§ Text excerpt
┄┄┄┄┄┄
“Life ain’t fair,” says somebody in Dominique Morisseau’s Skeleton Crew, now at the Old Globe Theatre’s White Theatre. Who says it? Doesn’t matter. All four of the overstressed characters know it. WE all know it, too.
But life does go on. And not without reward for the virtuous.
The year is 2008, the place an automobile plant in Detroit, the year before Chrysler and General Motors both declared bankruptcy. Five years before the city itself joined them. Pretty near to the bottom.
The few workers still on the job are either the best, the luckiest, the most compliant or some combination. And management has become less about craftsmanship for value and more about how much profit can still be squeezed from a rotting enterprise.
Despite their absurdly extravagant paychecks, the soulless CEOs are not the villains. Nor are the middle-management overseers, seduced away from even the modest fulfillments of actual work. The predatory financial jackals? Simply gathering whatever fruit falls nearest.
Truth be told, there are no villains, just the cruel grinding of life’s cycles. The Industrial Age merging into the Tech Era. Automation replacing handiwork. Not better nor worse, not right or wrong, maybe not even that different. But chaos for those caught in the cracks.
This is a play worth pondering, a very American play displaying wounds so far unhealed from centuries of struggling with the downsides of capitalism, immigration, slavery and ignorance.
And it’s all there in metaphoric splendor, captured by the desperate struggles of four minor characters who may not be as random as they first seem.
┄┄┄┄┄┄
§ Set exercise 1
Please copy the part of the Skeleton Crew review between "But life does" and "fruit falls nearest.", inclusive.
§ Set exercise 2
Continue the Skeleton Crew review from its last sentence.
The records below come from a separate source and are unrelated to the Skeleton Crew review.
┄┄┄┄┄┄
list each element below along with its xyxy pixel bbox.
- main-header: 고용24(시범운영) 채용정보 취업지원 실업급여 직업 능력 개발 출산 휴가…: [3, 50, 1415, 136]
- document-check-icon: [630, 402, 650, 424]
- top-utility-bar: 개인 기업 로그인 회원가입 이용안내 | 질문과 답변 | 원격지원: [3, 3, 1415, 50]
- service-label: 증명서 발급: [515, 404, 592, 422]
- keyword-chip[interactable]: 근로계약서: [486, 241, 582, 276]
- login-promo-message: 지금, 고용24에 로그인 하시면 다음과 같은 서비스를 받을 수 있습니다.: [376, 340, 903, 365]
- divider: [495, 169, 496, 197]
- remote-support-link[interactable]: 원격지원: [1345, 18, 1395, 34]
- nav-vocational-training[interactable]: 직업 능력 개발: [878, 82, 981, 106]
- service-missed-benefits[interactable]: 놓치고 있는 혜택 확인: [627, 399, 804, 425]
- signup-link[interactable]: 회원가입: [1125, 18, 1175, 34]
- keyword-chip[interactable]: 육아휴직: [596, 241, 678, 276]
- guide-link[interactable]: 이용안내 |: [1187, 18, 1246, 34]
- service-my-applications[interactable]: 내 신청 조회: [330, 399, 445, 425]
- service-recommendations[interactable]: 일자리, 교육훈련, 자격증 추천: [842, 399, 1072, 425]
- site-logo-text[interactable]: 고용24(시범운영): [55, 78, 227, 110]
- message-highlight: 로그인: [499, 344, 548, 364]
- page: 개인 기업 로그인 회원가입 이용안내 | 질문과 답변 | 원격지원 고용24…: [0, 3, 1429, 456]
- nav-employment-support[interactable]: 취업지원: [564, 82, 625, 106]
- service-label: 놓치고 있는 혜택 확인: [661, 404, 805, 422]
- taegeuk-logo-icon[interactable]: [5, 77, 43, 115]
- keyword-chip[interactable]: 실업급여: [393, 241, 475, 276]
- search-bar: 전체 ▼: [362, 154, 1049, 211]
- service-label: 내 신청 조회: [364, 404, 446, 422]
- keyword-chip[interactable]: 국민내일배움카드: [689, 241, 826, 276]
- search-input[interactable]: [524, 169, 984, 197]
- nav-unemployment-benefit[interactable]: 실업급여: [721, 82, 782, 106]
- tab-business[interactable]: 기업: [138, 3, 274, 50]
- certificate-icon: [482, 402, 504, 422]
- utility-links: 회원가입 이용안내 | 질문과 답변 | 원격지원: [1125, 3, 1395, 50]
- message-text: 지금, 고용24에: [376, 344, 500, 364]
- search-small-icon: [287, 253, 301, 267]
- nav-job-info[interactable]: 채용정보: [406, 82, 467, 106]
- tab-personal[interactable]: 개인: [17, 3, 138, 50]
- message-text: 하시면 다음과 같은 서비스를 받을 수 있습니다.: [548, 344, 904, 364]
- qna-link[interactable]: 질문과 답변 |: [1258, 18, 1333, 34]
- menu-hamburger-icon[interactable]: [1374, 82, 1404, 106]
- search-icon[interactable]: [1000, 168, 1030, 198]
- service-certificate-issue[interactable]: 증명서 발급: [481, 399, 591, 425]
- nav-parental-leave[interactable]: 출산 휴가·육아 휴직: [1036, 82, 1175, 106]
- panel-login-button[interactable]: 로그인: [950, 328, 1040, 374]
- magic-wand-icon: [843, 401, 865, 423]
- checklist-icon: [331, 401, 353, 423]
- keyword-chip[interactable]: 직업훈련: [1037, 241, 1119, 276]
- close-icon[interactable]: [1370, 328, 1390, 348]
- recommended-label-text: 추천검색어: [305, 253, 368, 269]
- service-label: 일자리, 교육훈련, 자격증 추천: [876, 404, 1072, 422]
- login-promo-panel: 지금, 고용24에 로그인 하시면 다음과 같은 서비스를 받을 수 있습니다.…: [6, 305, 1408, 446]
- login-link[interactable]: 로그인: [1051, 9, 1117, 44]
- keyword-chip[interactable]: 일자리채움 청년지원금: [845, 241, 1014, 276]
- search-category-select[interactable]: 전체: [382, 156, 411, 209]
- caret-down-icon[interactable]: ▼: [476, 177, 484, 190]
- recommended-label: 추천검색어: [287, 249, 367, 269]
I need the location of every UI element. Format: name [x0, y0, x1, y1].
┄┄┄┄┄┄
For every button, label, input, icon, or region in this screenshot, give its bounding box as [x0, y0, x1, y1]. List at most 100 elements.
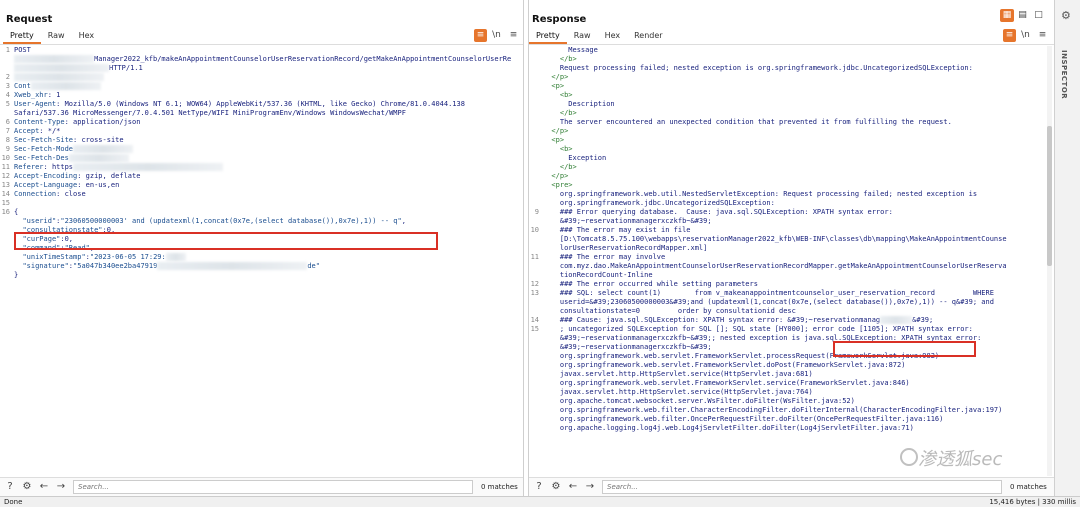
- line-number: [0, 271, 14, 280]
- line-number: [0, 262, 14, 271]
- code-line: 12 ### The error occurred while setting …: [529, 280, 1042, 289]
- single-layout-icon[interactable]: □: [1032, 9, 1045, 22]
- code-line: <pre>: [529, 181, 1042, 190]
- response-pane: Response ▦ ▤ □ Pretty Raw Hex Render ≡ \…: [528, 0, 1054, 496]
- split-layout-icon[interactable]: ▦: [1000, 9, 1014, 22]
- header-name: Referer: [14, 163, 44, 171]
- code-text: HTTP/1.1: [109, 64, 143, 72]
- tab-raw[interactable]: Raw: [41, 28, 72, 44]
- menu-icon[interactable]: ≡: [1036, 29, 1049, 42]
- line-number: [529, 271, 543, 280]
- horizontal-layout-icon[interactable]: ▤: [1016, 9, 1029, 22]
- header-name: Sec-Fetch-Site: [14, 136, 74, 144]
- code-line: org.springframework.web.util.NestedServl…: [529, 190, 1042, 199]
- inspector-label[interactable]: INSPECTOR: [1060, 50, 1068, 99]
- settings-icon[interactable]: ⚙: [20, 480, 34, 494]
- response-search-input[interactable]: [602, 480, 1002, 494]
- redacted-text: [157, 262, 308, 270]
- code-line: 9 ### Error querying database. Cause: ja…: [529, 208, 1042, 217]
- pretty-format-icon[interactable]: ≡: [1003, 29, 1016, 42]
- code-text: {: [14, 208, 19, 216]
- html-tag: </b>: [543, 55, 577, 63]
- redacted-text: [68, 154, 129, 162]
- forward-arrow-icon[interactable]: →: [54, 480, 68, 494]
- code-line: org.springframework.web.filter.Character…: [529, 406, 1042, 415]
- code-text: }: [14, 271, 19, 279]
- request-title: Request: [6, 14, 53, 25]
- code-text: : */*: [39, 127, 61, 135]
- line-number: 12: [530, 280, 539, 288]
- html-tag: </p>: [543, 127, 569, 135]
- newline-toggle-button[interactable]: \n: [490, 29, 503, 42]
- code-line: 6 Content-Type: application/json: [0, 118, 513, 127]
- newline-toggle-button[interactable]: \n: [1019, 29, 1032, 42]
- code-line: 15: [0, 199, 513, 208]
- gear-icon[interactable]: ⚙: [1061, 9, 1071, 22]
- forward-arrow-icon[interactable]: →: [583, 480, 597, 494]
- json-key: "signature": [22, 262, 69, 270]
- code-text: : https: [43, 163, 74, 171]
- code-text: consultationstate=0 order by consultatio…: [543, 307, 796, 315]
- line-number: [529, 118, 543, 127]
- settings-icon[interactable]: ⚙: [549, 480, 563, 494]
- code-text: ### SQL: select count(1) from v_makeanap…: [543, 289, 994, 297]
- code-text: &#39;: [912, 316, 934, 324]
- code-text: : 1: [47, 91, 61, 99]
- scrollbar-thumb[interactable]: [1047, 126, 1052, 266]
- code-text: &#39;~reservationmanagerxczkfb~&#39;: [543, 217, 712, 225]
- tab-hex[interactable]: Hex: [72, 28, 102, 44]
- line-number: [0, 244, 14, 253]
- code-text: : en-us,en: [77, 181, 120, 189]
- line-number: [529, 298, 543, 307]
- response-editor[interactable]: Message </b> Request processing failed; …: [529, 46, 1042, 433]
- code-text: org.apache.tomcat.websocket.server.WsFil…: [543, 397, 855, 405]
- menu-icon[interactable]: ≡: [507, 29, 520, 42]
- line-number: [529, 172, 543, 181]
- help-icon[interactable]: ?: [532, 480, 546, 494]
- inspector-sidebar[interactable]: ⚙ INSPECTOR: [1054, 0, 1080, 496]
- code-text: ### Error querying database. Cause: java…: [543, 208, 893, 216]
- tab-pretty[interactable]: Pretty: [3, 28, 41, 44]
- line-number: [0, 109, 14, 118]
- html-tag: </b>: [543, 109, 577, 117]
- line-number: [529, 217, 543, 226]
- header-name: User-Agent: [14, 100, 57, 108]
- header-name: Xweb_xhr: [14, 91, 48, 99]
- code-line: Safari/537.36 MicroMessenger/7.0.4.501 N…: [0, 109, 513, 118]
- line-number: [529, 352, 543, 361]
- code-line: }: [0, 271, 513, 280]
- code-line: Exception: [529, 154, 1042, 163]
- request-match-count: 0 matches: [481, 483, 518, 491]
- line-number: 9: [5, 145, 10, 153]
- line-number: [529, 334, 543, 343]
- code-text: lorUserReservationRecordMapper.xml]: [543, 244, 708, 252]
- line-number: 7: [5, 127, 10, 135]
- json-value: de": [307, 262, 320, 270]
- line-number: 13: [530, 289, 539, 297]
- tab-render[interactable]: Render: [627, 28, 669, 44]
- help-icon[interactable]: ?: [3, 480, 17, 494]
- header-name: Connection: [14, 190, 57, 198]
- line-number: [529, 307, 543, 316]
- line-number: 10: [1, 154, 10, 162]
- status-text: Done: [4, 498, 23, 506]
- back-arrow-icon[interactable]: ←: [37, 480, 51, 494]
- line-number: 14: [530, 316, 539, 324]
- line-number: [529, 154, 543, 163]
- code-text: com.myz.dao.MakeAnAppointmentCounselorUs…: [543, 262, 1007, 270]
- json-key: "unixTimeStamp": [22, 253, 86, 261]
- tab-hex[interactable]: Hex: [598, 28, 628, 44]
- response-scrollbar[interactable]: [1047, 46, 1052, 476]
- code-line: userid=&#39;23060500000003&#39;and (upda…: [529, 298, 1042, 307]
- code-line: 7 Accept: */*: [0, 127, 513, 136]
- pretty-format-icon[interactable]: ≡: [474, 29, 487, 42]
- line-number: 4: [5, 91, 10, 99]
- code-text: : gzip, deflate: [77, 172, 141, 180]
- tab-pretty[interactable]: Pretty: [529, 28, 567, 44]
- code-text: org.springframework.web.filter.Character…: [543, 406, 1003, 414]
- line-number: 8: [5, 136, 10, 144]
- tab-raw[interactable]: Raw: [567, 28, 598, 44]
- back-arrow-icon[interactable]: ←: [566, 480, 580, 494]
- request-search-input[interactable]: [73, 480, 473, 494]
┄┄┄┄┄┄
§ Written response 1
But life does go on. And not without reward for the virtuous.
The year is 2008, the place an automobile plant in Detroit, the year before Chrysler and General Motors both declared bankruptcy. Five years before the city itself joined them. Pretty near to the bottom.
The few workers still on the job are either the best, the luckiest, the most compliant or some combination. And management has become less about craftsmanship for value and more about how much profit can still be squeezed from a rotting enterprise.
Despite their absurdly extravagant paychecks, the soulless CEOs are not the villains. Nor are the middle-management overseers, seduced away from even the modest fulfillments of actual work. The predatory financial jackals? Simply gathering whatever fruit falls nearest.

§ Written response 2
Old Faye is the resident senior, shop steward for a pitifully shrunken union, hanging on a few more months to reach the next plateau for retirement. Young Dez, bursting with restless ambition, struts his ghetto defenses. The lovely Shanita, glowing with late-term pregnancy, can hardly hide her pride in her skills. The foreman Reggie, his neat necktie a badge of promotion, broods on the responsibilities of keeping overworked laborers productive right up to the moment when the bosses pull the plug.
It’s a crew that any employer could cherish. But instead the stench of a vast industry flop-sweat is growing. There are at least three times as many lockers in this break room as the remaining skeleton crew needs, testament to the direction of the plant’s tilt. Every conversation reveals more “what-if?”. The edge is so near, the desperation so palpable.
The playwright is in no hurry to reach the breaking point, maybe because there’s no honest way to make it all better. There will be victims. Still, whatever will eventually happen, there remains hope for more of these people (and the multitudes they each represent) than might have been expected.
And that goes for Detroit itself, where a genuinely remarkable and even moving renaissance is suggesting that a tortured and wretched community groping its way back toward survival may serve as a metaphor for the rest of America and perhaps the human race.
Meanwhile, back to the Globe stage.
It takes many of us some time to settle into the unfamiliar rhythms of trash-talk, the lash of nervous bravado and the persecution hangovers which carry this play along. But it’s worth the effort. The form may be exotic but the content is vividly identifiable. Among Morrisseau’s gifts as a dramatist is the ability to maintain core honesty and integrity without losing contact through layers of representation. She delivers, and in a form which enhances her points. Fairness isn’t the point. Truth is.
Delicia Turner Sonnenberg, a treasure from San Diego’s Moxie Theatre, makes an impressive Globe debt with a fine-tuned staging that matches sound and movement precisely to the text.
Her cast, itself something of a skeleton crew for such a rich brew, reflects a patience and faith in the path laid by author and director.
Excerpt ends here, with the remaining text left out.